## [Exercise directions]
Copy out every line exactly as given.

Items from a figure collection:

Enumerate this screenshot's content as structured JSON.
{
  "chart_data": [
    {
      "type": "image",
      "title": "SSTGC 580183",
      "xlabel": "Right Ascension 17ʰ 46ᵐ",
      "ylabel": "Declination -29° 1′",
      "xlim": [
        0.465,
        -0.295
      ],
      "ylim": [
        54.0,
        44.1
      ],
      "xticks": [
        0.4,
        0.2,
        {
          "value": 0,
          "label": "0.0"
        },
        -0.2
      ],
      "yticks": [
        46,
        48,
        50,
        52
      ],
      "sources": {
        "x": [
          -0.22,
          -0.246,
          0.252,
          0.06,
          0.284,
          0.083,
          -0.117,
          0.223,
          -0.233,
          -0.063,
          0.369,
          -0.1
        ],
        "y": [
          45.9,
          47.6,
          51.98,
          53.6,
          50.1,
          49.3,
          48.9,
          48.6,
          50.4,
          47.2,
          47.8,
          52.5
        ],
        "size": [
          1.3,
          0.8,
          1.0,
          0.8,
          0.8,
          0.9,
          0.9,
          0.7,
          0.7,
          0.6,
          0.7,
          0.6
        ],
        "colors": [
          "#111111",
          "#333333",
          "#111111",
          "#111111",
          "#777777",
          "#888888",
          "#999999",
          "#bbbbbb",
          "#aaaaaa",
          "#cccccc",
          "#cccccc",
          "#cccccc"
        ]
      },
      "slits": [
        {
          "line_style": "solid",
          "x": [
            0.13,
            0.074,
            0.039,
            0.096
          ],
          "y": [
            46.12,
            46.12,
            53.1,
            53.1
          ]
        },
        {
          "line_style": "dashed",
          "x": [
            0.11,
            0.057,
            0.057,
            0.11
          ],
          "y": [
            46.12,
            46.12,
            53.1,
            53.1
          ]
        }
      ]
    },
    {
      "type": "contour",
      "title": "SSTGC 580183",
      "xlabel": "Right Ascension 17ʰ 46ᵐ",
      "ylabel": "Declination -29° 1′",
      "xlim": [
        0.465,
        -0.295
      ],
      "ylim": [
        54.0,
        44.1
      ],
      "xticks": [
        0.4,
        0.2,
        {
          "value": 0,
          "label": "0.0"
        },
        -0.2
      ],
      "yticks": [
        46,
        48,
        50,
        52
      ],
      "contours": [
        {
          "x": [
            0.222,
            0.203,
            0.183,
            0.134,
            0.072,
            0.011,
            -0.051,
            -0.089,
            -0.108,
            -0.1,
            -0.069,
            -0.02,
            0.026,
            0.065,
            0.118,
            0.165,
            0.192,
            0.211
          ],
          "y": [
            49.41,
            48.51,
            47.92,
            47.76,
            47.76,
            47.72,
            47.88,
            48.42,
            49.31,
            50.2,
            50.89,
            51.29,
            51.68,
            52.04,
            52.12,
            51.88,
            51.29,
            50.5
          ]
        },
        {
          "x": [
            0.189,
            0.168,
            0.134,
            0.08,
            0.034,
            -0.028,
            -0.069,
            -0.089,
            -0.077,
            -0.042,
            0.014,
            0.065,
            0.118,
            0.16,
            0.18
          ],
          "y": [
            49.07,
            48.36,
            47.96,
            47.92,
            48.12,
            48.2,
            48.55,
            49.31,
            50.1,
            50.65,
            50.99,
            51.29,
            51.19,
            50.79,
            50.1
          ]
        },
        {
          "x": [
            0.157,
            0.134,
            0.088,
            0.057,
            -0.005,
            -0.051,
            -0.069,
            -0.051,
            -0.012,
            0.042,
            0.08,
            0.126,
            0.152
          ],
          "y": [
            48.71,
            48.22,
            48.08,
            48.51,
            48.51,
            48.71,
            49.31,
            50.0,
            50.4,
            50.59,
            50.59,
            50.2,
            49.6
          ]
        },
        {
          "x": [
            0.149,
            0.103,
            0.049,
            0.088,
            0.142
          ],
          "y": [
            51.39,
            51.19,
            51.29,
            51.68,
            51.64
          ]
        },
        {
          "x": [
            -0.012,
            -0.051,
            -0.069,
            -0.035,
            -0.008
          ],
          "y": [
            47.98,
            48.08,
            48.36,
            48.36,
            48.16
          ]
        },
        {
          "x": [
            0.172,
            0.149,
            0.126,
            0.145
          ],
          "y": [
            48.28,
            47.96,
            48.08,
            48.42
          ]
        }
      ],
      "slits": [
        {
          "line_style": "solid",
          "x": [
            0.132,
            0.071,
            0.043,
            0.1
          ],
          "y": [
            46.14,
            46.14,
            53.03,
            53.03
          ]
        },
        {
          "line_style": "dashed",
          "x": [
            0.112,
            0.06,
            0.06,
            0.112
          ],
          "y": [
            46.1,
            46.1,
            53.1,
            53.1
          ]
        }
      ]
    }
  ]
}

## [Full output]
Enumerate this screenshot's content as structured JSON.
{
  "chart_data": [
    {
      "type": "image",
      "title": "SSTGC 580183",
      "xlabel": "Right Ascension 17ʰ 46ᵐ",
      "ylabel": "Declination -29° 1′",
      "xlim": [
        0.465,
        -0.295
      ],
      "ylim": [
        54.0,
        44.1
      ],
      "xticks": [
        0.4,
        0.2,
        {
          "value": 0,
          "label": "0.0"
        },
        -0.2
      ],
      "yticks": [
        46,
        48,
        50,
        52
      ],
      "sources": {
        "x": [
          -0.22,
          -0.246,
          0.252,
          0.06,
          0.284,
          0.083,
          -0.117,
          0.223,
          -0.233,
          -0.063,
          0.369,
          -0.1
        ],
        "y": [
          45.9,
          47.6,
          51.98,
          53.6,
          50.1,
          49.3,
          48.9,
          48.6,
          50.4,
          47.2,
          47.8,
          52.5
        ],
        "size": [
          1.3,
          0.8,
          1.0,
          0.8,
          0.8,
          0.9,
          0.9,
          0.7,
          0.7,
          0.6,
          0.7,
          0.6
        ],
        "colors": [
          "#111111",
          "#333333",
          "#111111",
          "#111111",
          "#777777",
          "#888888",
          "#999999",
          "#bbbbbb",
          "#aaaaaa",
          "#cccccc",
          "#cccccc",
          "#cccccc"
        ]
      },
      "slits": [
        {
          "line_style": "solid",
          "x": [
            0.13,
            0.074,
            0.039,
            0.096
          ],
          "y": [
            46.12,
            46.12,
            53.1,
            53.1
          ]
        },
        {
          "line_style": "dashed",
          "x": [
            0.11,
            0.057,
            0.057,
            0.11
          ],
          "y": [
            46.12,
            46.12,
            53.1,
            53.1
          ]
        }
      ]
    },
    {
      "type": "contour",
      "title": "SSTGC 580183",
      "xlabel": "Right Ascension 17ʰ 46ᵐ",
      "ylabel": "Declination -29° 1′",
      "xlim": [
        0.465,
        -0.295
      ],
      "ylim": [
        54.0,
        44.1
      ],
      "xticks": [
        0.4,
        0.2,
        {
          "value": 0,
          "label": "0.0"
        },
        -0.2
      ],
      "yticks": [
        46,
        48,
        50,
        52
      ],
      "contours": [
        {
          "x": [
            0.222,
            0.203,
            0.183,
            0.134,
            0.072,
            0.011,
            -0.051,
            -0.089,
            -0.108,
            -0.1,
            -0.069,
            -0.02,
            0.026,
            0.065,
            0.118,
            0.165,
            0.192,
            0.211
          ],
          "y": [
            49.41,
            48.51,
            47.92,
            47.76,
            47.76,
            47.72,
            47.88,
            48.42,
            49.31,
            50.2,
            50.89,
            51.29,
            51.68,
            52.04,
            52.12,
            51.88,
            51.29,
            50.5
          ]
        },
        {
          "x": [
            0.189,
            0.168,
            0.134,
            0.08,
            0.034,
            -0.028,
            -0.069,
            -0.089,
            -0.077,
            -0.042,
            0.014,
            0.065,
            0.118,
            0.16,
            0.18
          ],
          "y": [
            49.07,
            48.36,
            47.96,
            47.92,
            48.12,
            48.2,
            48.55,
            49.31,
            50.1,
            50.65,
            50.99,
            51.29,
            51.19,
            50.79,
            50.1
          ]
        },
        {
          "x": [
            0.157,
            0.134,
            0.088,
            0.057,
            -0.005,
            -0.051,
            -0.069,
            -0.051,
            -0.012,
            0.042,
            0.08,
            0.126,
            0.152
          ],
          "y": [
            48.71,
            48.22,
            48.08,
            48.51,
            48.51,
            48.71,
            49.31,
            50.0,
            50.4,
            50.59,
            50.59,
            50.2,
            49.6
          ]
        },
        {
          "x": [
            0.149,
            0.103,
            0.049,
            0.088,
            0.142
          ],
          "y": [
            51.39,
            51.19,
            51.29,
            51.68,
            51.64
          ]
        },
        {
          "x": [
            -0.012,
            -0.051,
            -0.069,
            -0.035,
            -0.008
          ],
          "y": [
            47.98,
            48.08,
            48.36,
            48.36,
            48.16
          ]
        },
        {
          "x": [
            0.172,
            0.149,
            0.126,
            0.145
          ],
          "y": [
            48.28,
            47.96,
            48.08,
            48.42
          ]
        }
      ],
      "slits": [
        {
          "line_style": "solid",
          "x": [
            0.132,
            0.071,
            0.043,
            0.1
          ],
          "y": [
            46.14,
            46.14,
            53.03,
            53.03
          ]
        },
        {
          "line_style": "dashed",
          "x": [
            0.112,
            0.06,
            0.06,
            0.112
          ],
          "y": [
            46.1,
            46.1,
            53.1,
            53.1
          ]
        }
      ]
    }
  ]
}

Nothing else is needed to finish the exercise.